Extracted records
···

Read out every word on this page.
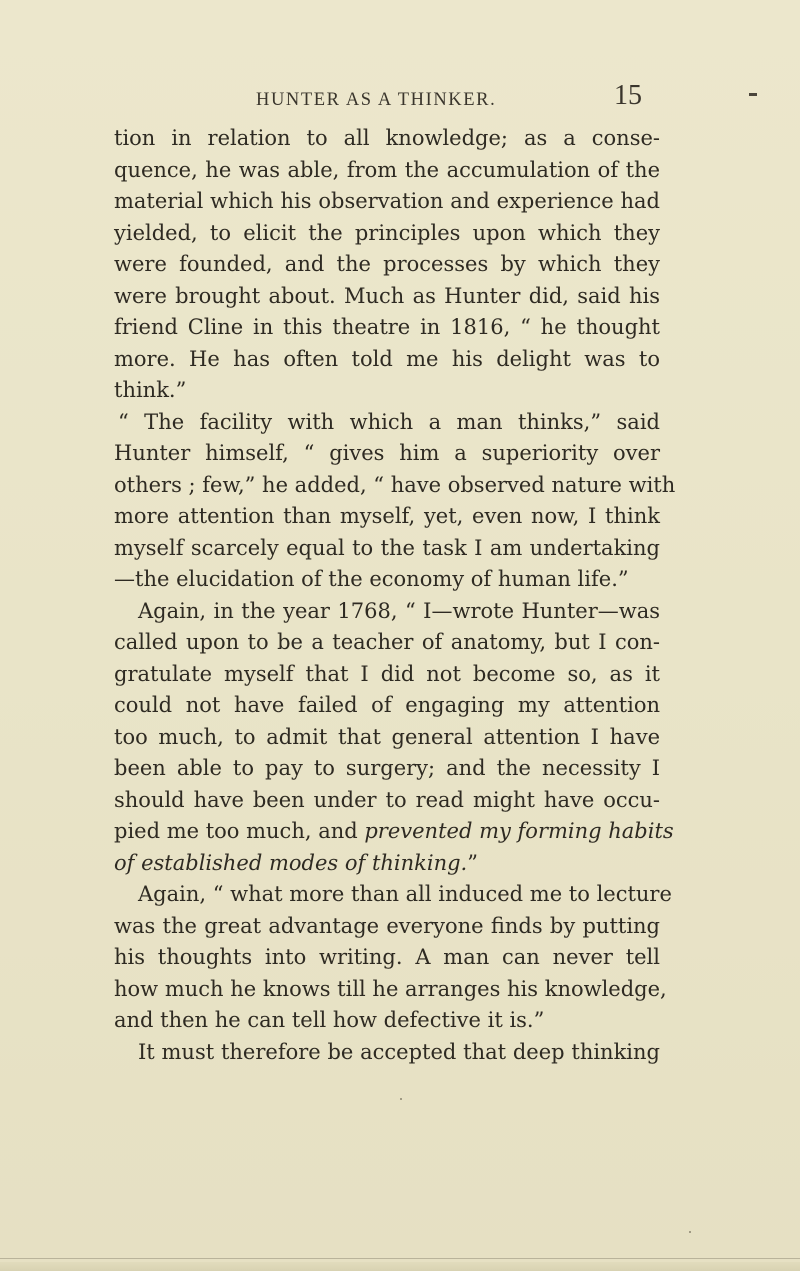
HUNTER AS A THINKER.	15
tion in relation to all knowledge; as a conse-
quence, he was able, from the accumulation of the
material which his observation and experience had
yielded, to elicit the principles upon which they
were founded, and the processes by which they
were brought about. Much as Hunter did, said his
friend Cline in this theatre in 1816, “ he thought
more. He has often told me his delight was to
think.”
“ The facility with which a man thinks,” said
Hunter himself, “ gives him a superiority over
others ; few,” he added, “ have observed nature with
more attention than myself, yet, even now, I think
myself scarcely equal to the task I am undertaking
—the elucidation of the economy of human life.”
Again, in the year 1768, “ I—wrote Hunter—was
called upon to be a teacher of anatomy, but I con-
gratulate myself that I did not become so, as it
could not have failed of engaging my attention
too much, to admit that general attention I have
been able to pay to surgery; and the necessity I
should have been under to read might have occu-
pied me too much, and prevented my forming habits
of established modes of thinking.”
Again, “ what more than all induced me to lecture
was the great advantage everyone finds by putting
his thoughts into writing. A man can never tell
how much he knows till he arranges his knowledge,
and then he can tell how defective it is.”
It must therefore be accepted that deep thinking
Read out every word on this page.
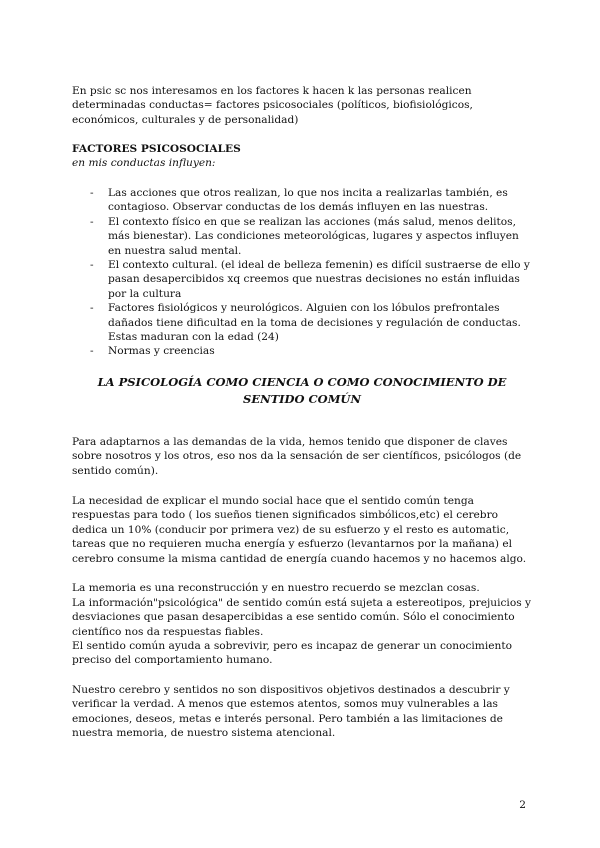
En psic sc nos interesamos en los factores k hacen k las personas realicen determinadas conductas= factores psicosociales (políticos, biofisiológicos, económicos, culturales y de personalidad)

FACTORES PSICOSOCIALES

en mis conductas influyen:

- Las acciones que otros realizan, lo que nos incita a realizarlas también, es contagioso. Observar conductas de los demás influyen en las nuestras.
- El contexto físico en que se realizan las acciones (más salud, menos delitos, más bienestar). Las condiciones meteorológicas, lugares y aspectos influyen en nuestra salud mental.
- El contexto cultural. (el ideal de belleza femenin) es difícil sustraerse de ello y pasan desapercibidos xq creemos que nuestras decisiones no están influidas por la cultura
- Factores fisiológicos y neurológicos. Alguien con los lóbulos prefrontales dañados tiene dificultad en la toma de decisiones y regulación de conductas. Estas maduran con la edad (24)
- Normas y creencias

LA PSICOLOGÍA COMO CIENCIA O COMO CONOCIMIENTO DE SENTIDO COMÚN

Para adaptarnos a las demandas de la vida, hemos tenido que disponer de claves sobre nosotros y los otros, eso nos da la sensación de ser científicos, psicólogos (de sentido común).

La necesidad de explicar el mundo social hace que el sentido común tenga respuestas para todo ( los sueños tienen significados simbólicos,etc) el cerebro dedica un 10% (conducir por primera vez) de su esfuerzo y el resto es automatic, tareas que no requieren mucha energía y esfuerzo (levantarnos por la mañana) el cerebro consume la misma cantidad de energía cuando hacemos y no hacemos algo.

La memoria es una reconstrucción y en nuestro recuerdo se mezclan cosas.

La información"psicológica" de sentido común está sujeta a estereotipos, prejuicios y desviaciones que pasan desapercibidas a ese sentido común. Sólo el conocimiento científico nos da respuestas fiables.

El sentido común ayuda a sobrevivir, pero es incapaz de generar un conocimiento preciso del comportamiento humano.

Nuestro cerebro y sentidos no son dispositivos objetivos destinados a descubrir y verificar la verdad. A menos que estemos atentos, somos muy vulnerables a las emociones, deseos, metas e interés personal. Pero también a las limitaciones de nuestra memoria, de nuestro sistema atencional.

2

···

• [Short task]: Copy each line above precisely, dropping the pictures.

• [Solution]:
Read out every word on this page.
HUNTER AS A THINKER.	15
tion in relation to all knowledge; as a conse-
quence, he was able, from the accumulation of the
material which his observation and experience had
yielded, to elicit the principles upon which they
were founded, and the processes by which they
were brought about. Much as Hunter did, said his
friend Cline in this theatre in 1816, “ he thought
more. He has often told me his delight was to
think.”
“ The facility with which a man thinks,” said
Hunter himself, “ gives him a superiority over
others ; few,” he added, “ have observed nature with
more attention than myself, yet, even now, I think
myself scarcely equal to the task I am undertaking
—the elucidation of the economy of human life.”
Again, in the year 1768, “ I—wrote Hunter—was
called upon to be a teacher of anatomy, but I con-
gratulate myself that I did not become so, as it
could not have failed of engaging my attention
too much, to admit that general attention I have
been able to pay to surgery; and the necessity I
should have been under to read might have occu-
pied me too much, and prevented my forming habits
of established modes of thinking.”
Again, “ what more than all induced me to lecture
was the great advantage everyone finds by putting
his thoughts into writing. A man can never tell
how much he knows till he arranges his knowledge,
and then he can tell how defective it is.”
It must therefore be accepted that deep thinking
Read out every word on this page.
En psic sc nos interesamos en los factores k hacen k las personas realicen determinadas conductas= factores psicosociales (políticos, biofisiológicos, económicos, culturales y de personalidad)

FACTORES PSICOSOCIALES

en mis conductas influyen:

- Las acciones que otros realizan, lo que nos incita a realizarlas también, es contagioso. Observar conductas de los demás influyen en las nuestras.
- El contexto físico en que se realizan las acciones (más salud, menos delitos, más bienestar). Las condiciones meteorológicas, lugares y aspectos influyen en nuestra salud mental.
- El contexto cultural. (el ideal de belleza femenin) es difícil sustraerse de ello y pasan desapercibidos xq creemos que nuestras decisiones no están influidas por la cultura
- Factores fisiológicos y neurológicos. Alguien con los lóbulos prefrontales dañados tiene dificultad en la toma de decisiones y regulación de conductas. Estas maduran con la edad (24)
- Normas y creencias

LA PSICOLOGÍA COMO CIENCIA O COMO CONOCIMIENTO DE SENTIDO COMÚN

Para adaptarnos a las demandas de la vida, hemos tenido que disponer de claves sobre nosotros y los otros, eso nos da la sensación de ser científicos, psicólogos (de sentido común).

La necesidad de explicar el mundo social hace que el sentido común tenga respuestas para todo ( los sueños tienen significados simbólicos,etc) el cerebro dedica un 10% (conducir por primera vez) de su esfuerzo y el resto es automatic, tareas que no requieren mucha energía y esfuerzo (levantarnos por la mañana) el cerebro consume la misma cantidad de energía cuando hacemos y no hacemos algo.

La memoria es una reconstrucción y en nuestro recuerdo se mezclan cosas.

La información"psicológica" de sentido común está sujeta a estereotipos, prejuicios y desviaciones que pasan desapercibidas a ese sentido común. Sólo el conocimiento científico nos da respuestas fiables.

El sentido común ayuda a sobrevivir, pero es incapaz de generar un conocimiento preciso del comportamiento humano.

Nuestro cerebro y sentidos no son dispositivos objetivos destinados a descubrir y verificar la verdad. A menos que estemos atentos, somos muy vulnerables a las emociones, deseos, metas e interés personal. Pero también a las limitaciones de nuestra memoria, de nuestro sistema atencional.

2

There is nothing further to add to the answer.